[Start EXTRACTED MATERIAL]
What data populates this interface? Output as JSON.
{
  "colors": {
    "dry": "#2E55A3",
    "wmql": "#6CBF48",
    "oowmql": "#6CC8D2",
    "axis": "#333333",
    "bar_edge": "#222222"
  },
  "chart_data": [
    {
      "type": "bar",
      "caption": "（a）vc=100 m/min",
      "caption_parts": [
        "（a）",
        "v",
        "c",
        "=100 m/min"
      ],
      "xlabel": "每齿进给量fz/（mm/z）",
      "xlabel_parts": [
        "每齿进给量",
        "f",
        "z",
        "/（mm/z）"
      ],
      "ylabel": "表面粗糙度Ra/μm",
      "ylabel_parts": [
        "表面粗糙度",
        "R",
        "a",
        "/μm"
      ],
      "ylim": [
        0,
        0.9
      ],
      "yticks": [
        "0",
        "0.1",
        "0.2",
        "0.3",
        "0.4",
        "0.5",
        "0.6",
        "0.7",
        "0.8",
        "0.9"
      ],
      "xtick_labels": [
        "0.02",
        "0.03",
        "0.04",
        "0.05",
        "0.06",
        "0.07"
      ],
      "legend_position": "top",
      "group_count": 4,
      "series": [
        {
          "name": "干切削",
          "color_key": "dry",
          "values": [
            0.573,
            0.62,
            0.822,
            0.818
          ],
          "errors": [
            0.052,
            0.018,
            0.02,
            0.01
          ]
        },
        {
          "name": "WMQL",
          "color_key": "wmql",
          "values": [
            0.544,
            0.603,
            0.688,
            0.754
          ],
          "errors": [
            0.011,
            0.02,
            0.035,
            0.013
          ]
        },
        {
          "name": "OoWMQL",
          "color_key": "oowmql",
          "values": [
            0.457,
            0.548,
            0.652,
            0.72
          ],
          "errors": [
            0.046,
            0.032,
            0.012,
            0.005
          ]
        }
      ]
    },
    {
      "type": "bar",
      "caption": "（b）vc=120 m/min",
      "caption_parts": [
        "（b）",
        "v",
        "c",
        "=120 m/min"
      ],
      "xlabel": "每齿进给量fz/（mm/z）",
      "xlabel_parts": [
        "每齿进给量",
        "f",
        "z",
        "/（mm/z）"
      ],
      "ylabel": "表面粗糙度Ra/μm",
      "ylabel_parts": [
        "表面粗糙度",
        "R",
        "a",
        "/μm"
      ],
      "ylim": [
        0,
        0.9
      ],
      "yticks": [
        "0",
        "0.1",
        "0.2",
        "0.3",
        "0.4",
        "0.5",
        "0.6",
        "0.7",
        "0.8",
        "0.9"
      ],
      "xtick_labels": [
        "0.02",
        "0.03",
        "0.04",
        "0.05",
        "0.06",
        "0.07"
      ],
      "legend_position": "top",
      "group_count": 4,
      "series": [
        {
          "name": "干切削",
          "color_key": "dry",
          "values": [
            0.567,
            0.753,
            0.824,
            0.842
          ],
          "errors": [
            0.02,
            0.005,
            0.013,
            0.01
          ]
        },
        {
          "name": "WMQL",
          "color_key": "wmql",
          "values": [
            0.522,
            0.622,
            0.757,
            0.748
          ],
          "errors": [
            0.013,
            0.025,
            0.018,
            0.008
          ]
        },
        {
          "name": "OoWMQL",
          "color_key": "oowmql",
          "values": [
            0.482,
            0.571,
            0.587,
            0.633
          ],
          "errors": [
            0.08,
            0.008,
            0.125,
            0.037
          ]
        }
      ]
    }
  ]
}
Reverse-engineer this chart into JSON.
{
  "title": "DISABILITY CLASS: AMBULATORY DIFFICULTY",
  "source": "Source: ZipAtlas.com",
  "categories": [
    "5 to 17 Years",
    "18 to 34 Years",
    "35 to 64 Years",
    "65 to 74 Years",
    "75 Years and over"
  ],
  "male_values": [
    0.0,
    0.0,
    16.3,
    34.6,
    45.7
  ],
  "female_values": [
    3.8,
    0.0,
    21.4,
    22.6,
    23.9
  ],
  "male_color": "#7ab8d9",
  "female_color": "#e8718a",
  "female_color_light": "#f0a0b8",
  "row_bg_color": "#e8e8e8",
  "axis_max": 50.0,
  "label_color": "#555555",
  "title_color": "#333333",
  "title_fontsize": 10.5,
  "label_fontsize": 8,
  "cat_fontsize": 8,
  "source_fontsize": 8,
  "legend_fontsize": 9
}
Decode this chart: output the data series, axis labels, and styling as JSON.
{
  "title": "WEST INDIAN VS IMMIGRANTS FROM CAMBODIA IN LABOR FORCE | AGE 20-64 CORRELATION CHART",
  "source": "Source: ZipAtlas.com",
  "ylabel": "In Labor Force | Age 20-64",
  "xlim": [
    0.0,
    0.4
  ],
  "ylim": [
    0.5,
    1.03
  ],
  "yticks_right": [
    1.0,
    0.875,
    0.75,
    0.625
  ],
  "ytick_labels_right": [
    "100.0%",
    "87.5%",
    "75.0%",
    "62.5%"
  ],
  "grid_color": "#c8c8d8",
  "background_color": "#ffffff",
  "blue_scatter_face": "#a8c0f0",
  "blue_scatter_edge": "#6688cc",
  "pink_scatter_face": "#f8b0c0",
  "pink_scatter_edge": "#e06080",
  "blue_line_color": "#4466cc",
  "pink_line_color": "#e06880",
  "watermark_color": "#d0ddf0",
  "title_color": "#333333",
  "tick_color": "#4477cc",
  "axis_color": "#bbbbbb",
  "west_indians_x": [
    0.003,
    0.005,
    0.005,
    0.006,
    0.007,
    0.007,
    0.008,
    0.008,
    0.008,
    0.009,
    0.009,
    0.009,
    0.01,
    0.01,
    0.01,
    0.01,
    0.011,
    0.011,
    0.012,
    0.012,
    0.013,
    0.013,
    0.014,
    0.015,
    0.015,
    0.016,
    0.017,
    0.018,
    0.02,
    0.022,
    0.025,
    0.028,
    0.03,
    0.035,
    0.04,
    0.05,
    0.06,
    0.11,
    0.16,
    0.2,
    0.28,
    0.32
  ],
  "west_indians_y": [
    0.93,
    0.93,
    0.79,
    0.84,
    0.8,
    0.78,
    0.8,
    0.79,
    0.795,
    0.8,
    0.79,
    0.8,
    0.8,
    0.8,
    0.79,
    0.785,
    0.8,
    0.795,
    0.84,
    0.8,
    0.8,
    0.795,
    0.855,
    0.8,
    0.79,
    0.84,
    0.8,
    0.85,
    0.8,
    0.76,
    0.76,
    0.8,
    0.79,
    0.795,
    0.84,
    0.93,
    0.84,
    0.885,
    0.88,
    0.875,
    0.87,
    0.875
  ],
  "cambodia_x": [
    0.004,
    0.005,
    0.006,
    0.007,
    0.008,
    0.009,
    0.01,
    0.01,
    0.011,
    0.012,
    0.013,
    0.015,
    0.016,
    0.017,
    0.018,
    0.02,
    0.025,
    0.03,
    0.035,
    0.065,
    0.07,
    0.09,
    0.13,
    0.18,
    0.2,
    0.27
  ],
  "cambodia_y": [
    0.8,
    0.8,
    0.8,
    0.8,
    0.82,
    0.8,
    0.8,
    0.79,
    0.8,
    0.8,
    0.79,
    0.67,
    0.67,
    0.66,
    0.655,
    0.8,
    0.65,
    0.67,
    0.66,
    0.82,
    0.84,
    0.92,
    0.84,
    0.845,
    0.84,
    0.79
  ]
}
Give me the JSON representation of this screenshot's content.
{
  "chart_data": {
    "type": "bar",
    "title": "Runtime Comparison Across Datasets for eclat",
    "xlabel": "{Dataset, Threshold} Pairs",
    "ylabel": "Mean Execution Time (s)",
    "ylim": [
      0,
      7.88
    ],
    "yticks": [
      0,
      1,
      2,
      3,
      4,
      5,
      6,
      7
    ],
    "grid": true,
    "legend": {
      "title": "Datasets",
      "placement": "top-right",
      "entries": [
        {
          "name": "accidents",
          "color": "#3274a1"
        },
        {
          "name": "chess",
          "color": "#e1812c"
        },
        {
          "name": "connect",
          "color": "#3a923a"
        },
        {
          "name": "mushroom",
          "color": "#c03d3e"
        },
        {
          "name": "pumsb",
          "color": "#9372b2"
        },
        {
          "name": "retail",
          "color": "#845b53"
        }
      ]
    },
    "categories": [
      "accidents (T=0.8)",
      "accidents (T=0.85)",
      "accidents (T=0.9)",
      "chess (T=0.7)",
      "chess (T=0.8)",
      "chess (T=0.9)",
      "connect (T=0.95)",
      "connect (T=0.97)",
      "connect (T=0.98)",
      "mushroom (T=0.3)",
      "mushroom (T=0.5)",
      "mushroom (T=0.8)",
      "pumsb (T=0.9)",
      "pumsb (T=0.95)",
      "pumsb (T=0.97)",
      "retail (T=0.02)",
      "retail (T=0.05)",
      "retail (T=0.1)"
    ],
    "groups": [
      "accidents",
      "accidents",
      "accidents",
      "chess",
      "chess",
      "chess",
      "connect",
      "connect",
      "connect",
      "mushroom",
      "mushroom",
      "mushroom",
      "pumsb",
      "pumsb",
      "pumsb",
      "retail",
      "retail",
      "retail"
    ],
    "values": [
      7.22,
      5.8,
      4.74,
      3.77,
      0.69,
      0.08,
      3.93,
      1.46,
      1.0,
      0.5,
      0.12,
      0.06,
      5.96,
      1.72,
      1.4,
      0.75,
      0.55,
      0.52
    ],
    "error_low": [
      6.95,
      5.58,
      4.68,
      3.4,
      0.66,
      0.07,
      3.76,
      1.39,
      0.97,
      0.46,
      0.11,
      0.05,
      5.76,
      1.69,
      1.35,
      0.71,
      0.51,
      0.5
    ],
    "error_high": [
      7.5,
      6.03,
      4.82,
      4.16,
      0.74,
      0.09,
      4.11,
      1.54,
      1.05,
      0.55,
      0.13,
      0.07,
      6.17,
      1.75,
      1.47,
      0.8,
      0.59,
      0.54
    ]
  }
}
[End EXTRACTED MATERIAL]
**GIVEN EXERCISE:**
Pick out lines containing the word "JSON", each one as written.

**FULL OUTPUT:**
What data populates this interface? Output as JSON.
Reverse-engineer this chart into JSON.
Decode this chart: output the data series, axis labels, and styling as JSON.
Give me the JSON representation of this screenshot's content.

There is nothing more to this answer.